OBJECTIVE:
Output the records exactly as they appear, with no pictures included.

[Figure data in JSON]
┄┄┄┄┄┄┄┄┄┄┄┄┄┄┄┄┄┄┄┄
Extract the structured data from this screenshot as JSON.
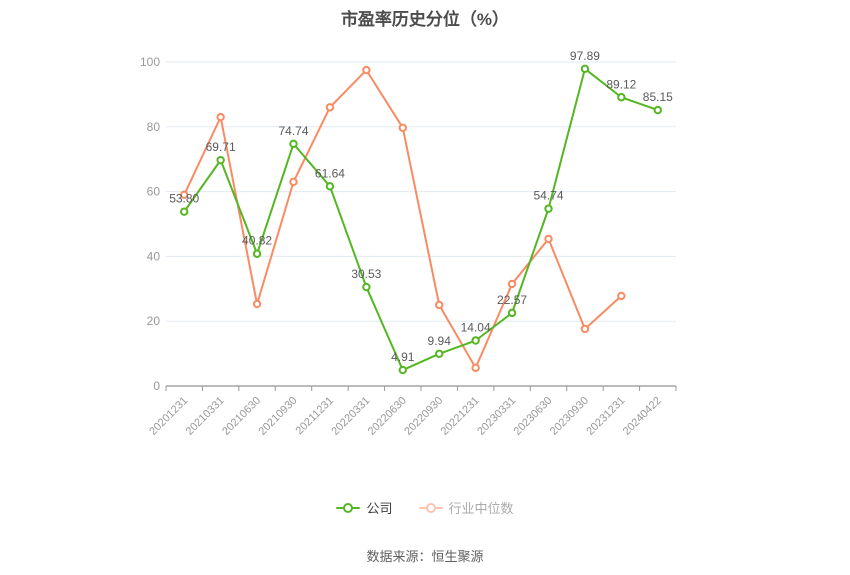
{
  "title": "市盈率历史分位（%）",
  "source": "数据来源：恒生聚源",
  "legend": {
    "company": "公司",
    "industry": "行业中位数"
  },
  "colors": {
    "company": "#54b622",
    "industry": "#f98b62",
    "industry_legend_faded": "rgba(249,139,98,0.5)",
    "grid": "#e2eaf2",
    "axis_line": "#777777",
    "tick": "#999999",
    "axis_label": "#999999",
    "data_label": "#5a5a5a",
    "title_text": "#4c4c4c",
    "legend_active_text": "#3c3c3c",
    "legend_inactive_text": "#aaaaaa",
    "source_text": "#606060",
    "background": "#ffffff"
  },
  "chart_data": {
    "type": "line",
    "title": "市盈率历史分位（%）",
    "categories": [
      "20201231",
      "20210331",
      "20210630",
      "20210930",
      "20211231",
      "20220331",
      "20220630",
      "20220930",
      "20221231",
      "20230331",
      "20230630",
      "20230930",
      "20231231",
      "20240422"
    ],
    "ylim": [
      0,
      100
    ],
    "yticks": [
      0,
      20,
      40,
      60,
      80,
      100
    ],
    "grid": true,
    "legend_position": "bottom",
    "series": [
      {
        "name": "公司",
        "color_key": "company",
        "show_labels": true,
        "values": [
          53.8,
          69.71,
          40.82,
          74.74,
          61.64,
          30.53,
          4.91,
          9.94,
          14.04,
          22.57,
          54.74,
          97.89,
          89.12,
          85.15
        ],
        "labels": [
          "53.80",
          "69.71",
          "40.82",
          "74.74",
          "61.64",
          "30.53",
          "4.91",
          "9.94",
          "14.04",
          "22.57",
          "54.74",
          "97.89",
          "89.12",
          "85.15"
        ]
      },
      {
        "name": "行业中位数",
        "color_key": "industry",
        "show_labels": false,
        "values": [
          59.0,
          83.0,
          25.3,
          63.0,
          86.0,
          97.5,
          79.7,
          25.0,
          5.6,
          31.5,
          45.4,
          17.6,
          27.8,
          null
        ]
      }
    ]
  }
}
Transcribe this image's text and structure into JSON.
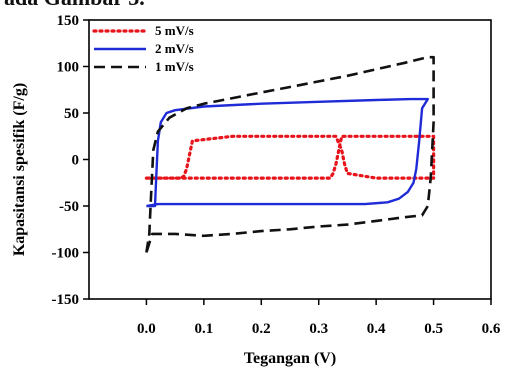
{
  "caption": "ada Gambar 3.",
  "chart_data": {
    "type": "line",
    "xlabel": "Tegangan (V)",
    "ylabel": "Kapasitansi spesifik (F/g)",
    "xlim": [
      -0.1,
      0.6
    ],
    "ylim": [
      -150,
      150
    ],
    "xticks": [
      0.0,
      0.1,
      0.2,
      0.3,
      0.4,
      0.5,
      0.6
    ],
    "xtick_labels": [
      "0.0",
      "0.1",
      "0.2",
      "0.3",
      "0.4",
      "0.5",
      "0.6"
    ],
    "yticks": [
      -150,
      -100,
      -50,
      0,
      50,
      100,
      150
    ],
    "ytick_labels": [
      "-150",
      "-100",
      "-50",
      "0",
      "50",
      "100",
      "150"
    ],
    "grid": false,
    "legend_position": "top-left",
    "series": [
      {
        "name": "5 mV/s",
        "color": "#e8141b",
        "style": "dotted",
        "x": [
          0.0,
          0.06,
          0.065,
          0.07,
          0.075,
          0.08,
          0.15,
          0.25,
          0.33,
          0.34,
          0.345,
          0.35,
          0.4,
          0.45,
          0.5,
          0.5,
          0.45,
          0.4,
          0.34,
          0.335,
          0.33,
          0.325,
          0.32,
          0.25,
          0.15,
          0.07,
          0.0
        ],
        "y": [
          -20,
          -20,
          -18,
          -10,
          5,
          20,
          25,
          25,
          25,
          10,
          -5,
          -15,
          -20,
          -20,
          -20,
          25,
          25,
          25,
          25,
          10,
          -5,
          -15,
          -20,
          -20,
          -20,
          -20,
          -20
        ]
      },
      {
        "name": "2 mV/s",
        "color": "#1f2bd6",
        "style": "solid",
        "x": [
          0.0,
          0.015,
          0.017,
          0.02,
          0.025,
          0.035,
          0.05,
          0.1,
          0.2,
          0.3,
          0.4,
          0.46,
          0.47,
          0.49,
          0.48,
          0.475,
          0.47,
          0.465,
          0.455,
          0.44,
          0.42,
          0.38,
          0.3,
          0.2,
          0.1,
          0.02,
          0.0
        ],
        "y": [
          -50,
          -50,
          -20,
          20,
          40,
          50,
          53,
          57,
          60,
          62,
          64,
          65,
          65,
          65,
          55,
          20,
          -10,
          -25,
          -35,
          -42,
          -46,
          -48,
          -48,
          -48,
          -48,
          -48,
          -50
        ]
      },
      {
        "name": "1 mV/s",
        "color": "#111111",
        "style": "dashed",
        "x": [
          0.0,
          0.005,
          0.008,
          0.012,
          0.02,
          0.04,
          0.07,
          0.1,
          0.15,
          0.2,
          0.25,
          0.3,
          0.35,
          0.4,
          0.45,
          0.49,
          0.5,
          0.5,
          0.495,
          0.49,
          0.48,
          0.45,
          0.4,
          0.35,
          0.3,
          0.25,
          0.2,
          0.15,
          0.1,
          0.05,
          0.01,
          0.0
        ],
        "y": [
          -100,
          -80,
          -40,
          10,
          30,
          45,
          55,
          60,
          66,
          72,
          78,
          84,
          90,
          97,
          104,
          110,
          110,
          40,
          -20,
          -50,
          -60,
          -62,
          -66,
          -70,
          -72,
          -75,
          -77,
          -80,
          -82,
          -80,
          -80,
          -100
        ]
      }
    ]
  }
}
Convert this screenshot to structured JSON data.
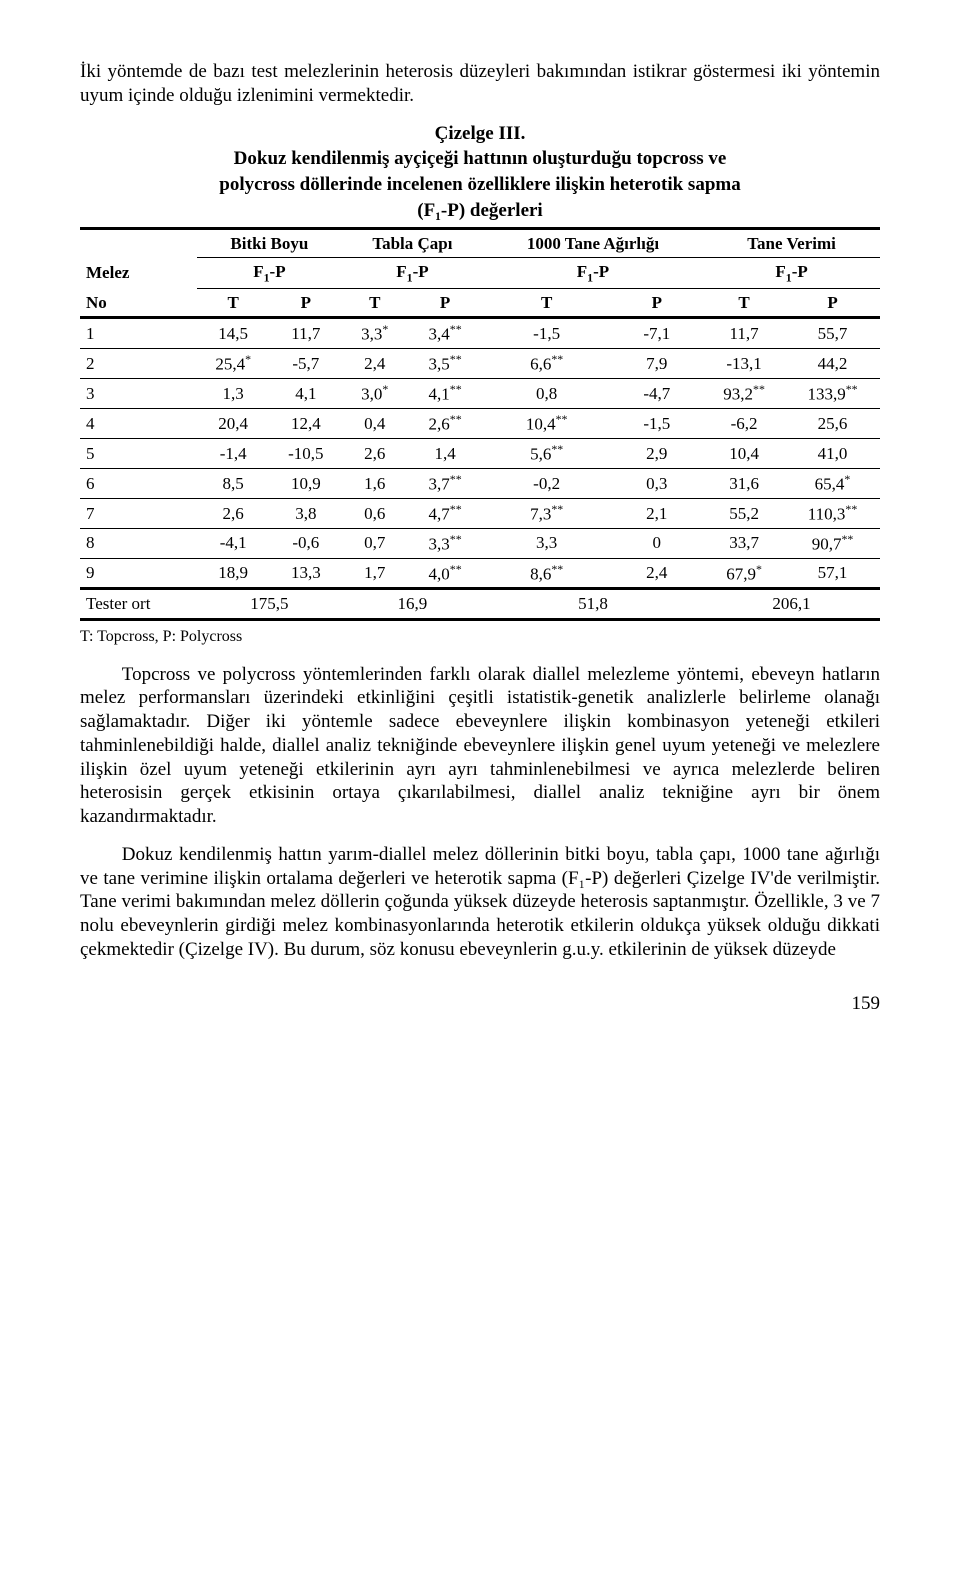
┄┄┄┄┄┄┄┄┄┄┄┄┄┄┄┄┄┄┄┄
TASK RESPONSE:
Extract the structured data from this screenshot as JSON.
{
  "title": "市盈率历史分位（%）",
  "source": "数据来源：恒生聚源",
  "legend": {
    "company": "公司",
    "industry": "行业中位数"
  },
  "colors": {
    "company": "#54b622",
    "industry": "#f98b62",
    "industry_legend_faded": "rgba(249,139,98,0.5)",
    "grid": "#e2eaf2",
    "axis_line": "#777777",
    "tick": "#999999",
    "axis_label": "#999999",
    "data_label": "#5a5a5a",
    "title_text": "#4c4c4c",
    "legend_active_text": "#3c3c3c",
    "legend_inactive_text": "#aaaaaa",
    "source_text": "#606060",
    "background": "#ffffff"
  },
  "chart_data": {
    "type": "line",
    "title": "市盈率历史分位（%）",
    "categories": [
      "20201231",
      "20210331",
      "20210630",
      "20210930",
      "20211231",
      "20220331",
      "20220630",
      "20220930",
      "20221231",
      "20230331",
      "20230630",
      "20230930",
      "20231231",
      "20240422"
    ],
    "ylim": [
      0,
      100
    ],
    "yticks": [
      0,
      20,
      40,
      60,
      80,
      100
    ],
    "grid": true,
    "legend_position": "bottom",
    "series": [
      {
        "name": "公司",
        "color_key": "company",
        "show_labels": true,
        "values": [
          53.8,
          69.71,
          40.82,
          74.74,
          61.64,
          30.53,
          4.91,
          9.94,
          14.04,
          22.57,
          54.74,
          97.89,
          89.12,
          85.15
        ],
        "labels": [
          "53.80",
          "69.71",
          "40.82",
          "74.74",
          "61.64",
          "30.53",
          "4.91",
          "9.94",
          "14.04",
          "22.57",
          "54.74",
          "97.89",
          "89.12",
          "85.15"
        ]
      },
      {
        "name": "行业中位数",
        "color_key": "industry",
        "show_labels": false,
        "values": [
          59.0,
          83.0,
          25.3,
          63.0,
          86.0,
          97.5,
          79.7,
          25.0,
          5.6,
          31.5,
          45.4,
          17.6,
          27.8,
          null
        ]
      }
    ]
  }
}
Transcribe this image's text and structure into JSON.
{
  "caption": "ada Gambar 3.",
  "chart_data": {
    "type": "line",
    "xlabel": "Tegangan (V)",
    "ylabel": "Kapasitansi spesifik (F/g)",
    "xlim": [
      -0.1,
      0.6
    ],
    "ylim": [
      -150,
      150
    ],
    "xticks": [
      0.0,
      0.1,
      0.2,
      0.3,
      0.4,
      0.5,
      0.6
    ],
    "xtick_labels": [
      "0.0",
      "0.1",
      "0.2",
      "0.3",
      "0.4",
      "0.5",
      "0.6"
    ],
    "yticks": [
      -150,
      -100,
      -50,
      0,
      50,
      100,
      150
    ],
    "ytick_labels": [
      "-150",
      "-100",
      "-50",
      "0",
      "50",
      "100",
      "150"
    ],
    "grid": false,
    "legend_position": "top-left",
    "series": [
      {
        "name": "5 mV/s",
        "color": "#e8141b",
        "style": "dotted",
        "x": [
          0.0,
          0.06,
          0.065,
          0.07,
          0.075,
          0.08,
          0.15,
          0.25,
          0.33,
          0.34,
          0.345,
          0.35,
          0.4,
          0.45,
          0.5,
          0.5,
          0.45,
          0.4,
          0.34,
          0.335,
          0.33,
          0.325,
          0.32,
          0.25,
          0.15,
          0.07,
          0.0
        ],
        "y": [
          -20,
          -20,
          -18,
          -10,
          5,
          20,
          25,
          25,
          25,
          10,
          -5,
          -15,
          -20,
          -20,
          -20,
          25,
          25,
          25,
          25,
          10,
          -5,
          -15,
          -20,
          -20,
          -20,
          -20,
          -20
        ]
      },
      {
        "name": "2 mV/s",
        "color": "#1f2bd6",
        "style": "solid",
        "x": [
          0.0,
          0.015,
          0.017,
          0.02,
          0.025,
          0.035,
          0.05,
          0.1,
          0.2,
          0.3,
          0.4,
          0.46,
          0.47,
          0.49,
          0.48,
          0.475,
          0.47,
          0.465,
          0.455,
          0.44,
          0.42,
          0.38,
          0.3,
          0.2,
          0.1,
          0.02,
          0.0
        ],
        "y": [
          -50,
          -50,
          -20,
          20,
          40,
          50,
          53,
          57,
          60,
          62,
          64,
          65,
          65,
          65,
          55,
          20,
          -10,
          -25,
          -35,
          -42,
          -46,
          -48,
          -48,
          -48,
          -48,
          -48,
          -50
        ]
      },
      {
        "name": "1 mV/s",
        "color": "#111111",
        "style": "dashed",
        "x": [
          0.0,
          0.005,
          0.008,
          0.012,
          0.02,
          0.04,
          0.07,
          0.1,
          0.15,
          0.2,
          0.25,
          0.3,
          0.35,
          0.4,
          0.45,
          0.49,
          0.5,
          0.5,
          0.495,
          0.49,
          0.48,
          0.45,
          0.4,
          0.35,
          0.3,
          0.25,
          0.2,
          0.15,
          0.1,
          0.05,
          0.01,
          0.0
        ],
        "y": [
          -100,
          -80,
          -40,
          10,
          30,
          45,
          55,
          60,
          66,
          72,
          78,
          84,
          90,
          97,
          104,
          110,
          110,
          40,
          -20,
          -50,
          -60,
          -62,
          -66,
          -70,
          -72,
          -75,
          -77,
          -80,
          -82,
          -80,
          -80,
          -100
        ]
      }
    ]
  }
}
Convert this screenshot to structured JSON data.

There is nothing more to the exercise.